Data entries:
+--

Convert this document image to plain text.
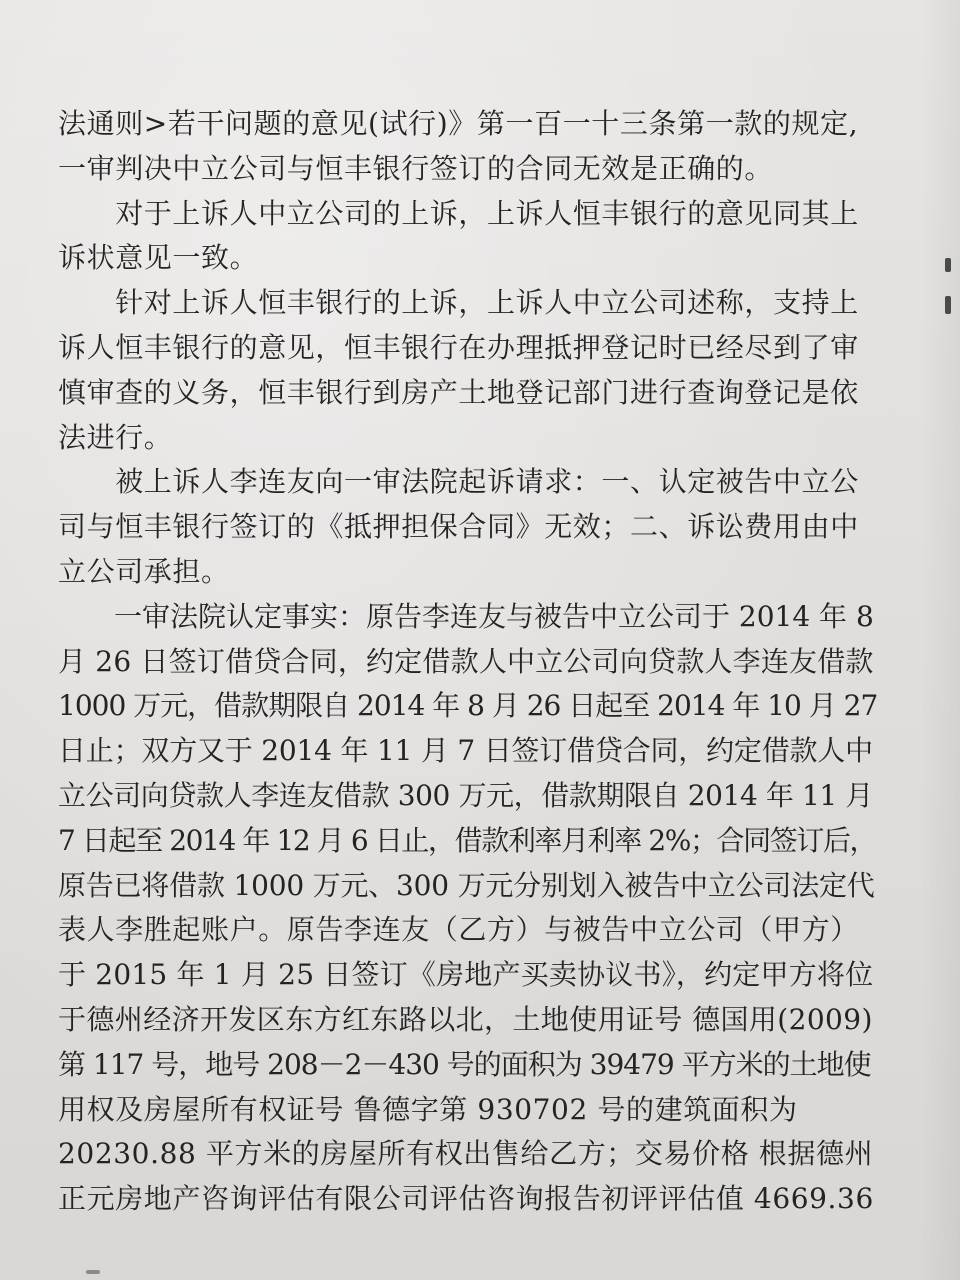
法通则>若干问题的意见(试行)》第一百一十三条第一款的规定,
一审判决中立公司与恒丰银行签订的合同无效是正确的。
　　对于上诉人中立公司的上诉，上诉人恒丰银行的意见同其上
诉状意见一致。
　　针对上诉人恒丰银行的上诉，上诉人中立公司述称，支持上
诉人恒丰银行的意见，恒丰银行在办理抵押登记时已经尽到了审
慎审查的义务，恒丰银行到房产土地登记部门进行查询登记是依
法进行。
　　被上诉人李连友向一审法院起诉请求：一、认定被告中立公
司与恒丰银行签订的《抵押担保合同》无效；二、诉讼费用由中
立公司承担。
　　一审法院认定事实：原告李连友与被告中立公司于 2014 年 8
月 26 日签订借贷合同，约定借款人中立公司向贷款人李连友借款
1000 万元，借款期限自 2014 年 8 月 26 日起至 2014 年 10 月 27
日止；双方又于 2014 年 11 月 7 日签订借贷合同，约定借款人中
立公司向贷款人李连友借款 300 万元，借款期限自 2014 年 11 月
7 日起至 2014 年 12 月 6 日止，借款利率月利率 2%；合同签订后，
原告已将借款 1000 万元、300 万元分别划入被告中立公司法定代
表人李胜起账户。原告李连友（乙方）与被告中立公司（甲方）
于 2015 年 1 月 25 日签订《房地产买卖协议书》，约定甲方将位
于德州经济开发区东方红东路以北，土地使用证号 德国用(2009)
第 117 号，地号 208－2－430 号的面积为 39479 平方米的土地使
用权及房屋所有权证号 鲁德字第 930702 号的建筑面积为
20230.88 平方米的房屋所有权出售给乙方；交易价格 根据德州
正元房地产咨询评估有限公司评估咨询报告初评评估值 4669.36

+--

Return to the listing above and set it down exactly, leaving out its pictures.

Convert this document image to plain text.
法通则>若干问题的意见(试行)》第一百一十三条第一款的规定,
一审判决中立公司与恒丰银行签订的合同无效是正确的。
　　对于上诉人中立公司的上诉，上诉人恒丰银行的意见同其上
诉状意见一致。
　　针对上诉人恒丰银行的上诉，上诉人中立公司述称，支持上
诉人恒丰银行的意见，恒丰银行在办理抵押登记时已经尽到了审
慎审查的义务，恒丰银行到房产土地登记部门进行查询登记是依
法进行。
　　被上诉人李连友向一审法院起诉请求：一、认定被告中立公
司与恒丰银行签订的《抵押担保合同》无效；二、诉讼费用由中
立公司承担。
　　一审法院认定事实：原告李连友与被告中立公司于 2014 年 8
月 26 日签订借贷合同，约定借款人中立公司向贷款人李连友借款
1000 万元，借款期限自 2014 年 8 月 26 日起至 2014 年 10 月 27
日止；双方又于 2014 年 11 月 7 日签订借贷合同，约定借款人中
立公司向贷款人李连友借款 300 万元，借款期限自 2014 年 11 月
7 日起至 2014 年 12 月 6 日止，借款利率月利率 2%；合同签订后，
原告已将借款 1000 万元、300 万元分别划入被告中立公司法定代
表人李胜起账户。原告李连友（乙方）与被告中立公司（甲方）
于 2015 年 1 月 25 日签订《房地产买卖协议书》，约定甲方将位
于德州经济开发区东方红东路以北，土地使用证号 德国用(2009)
第 117 号，地号 208－2－430 号的面积为 39479 平方米的土地使
用权及房屋所有权证号 鲁德字第 930702 号的建筑面积为
20230.88 平方米的房屋所有权出售给乙方；交易价格 根据德州
正元房地产咨询评估有限公司评估咨询报告初评评估值 4669.36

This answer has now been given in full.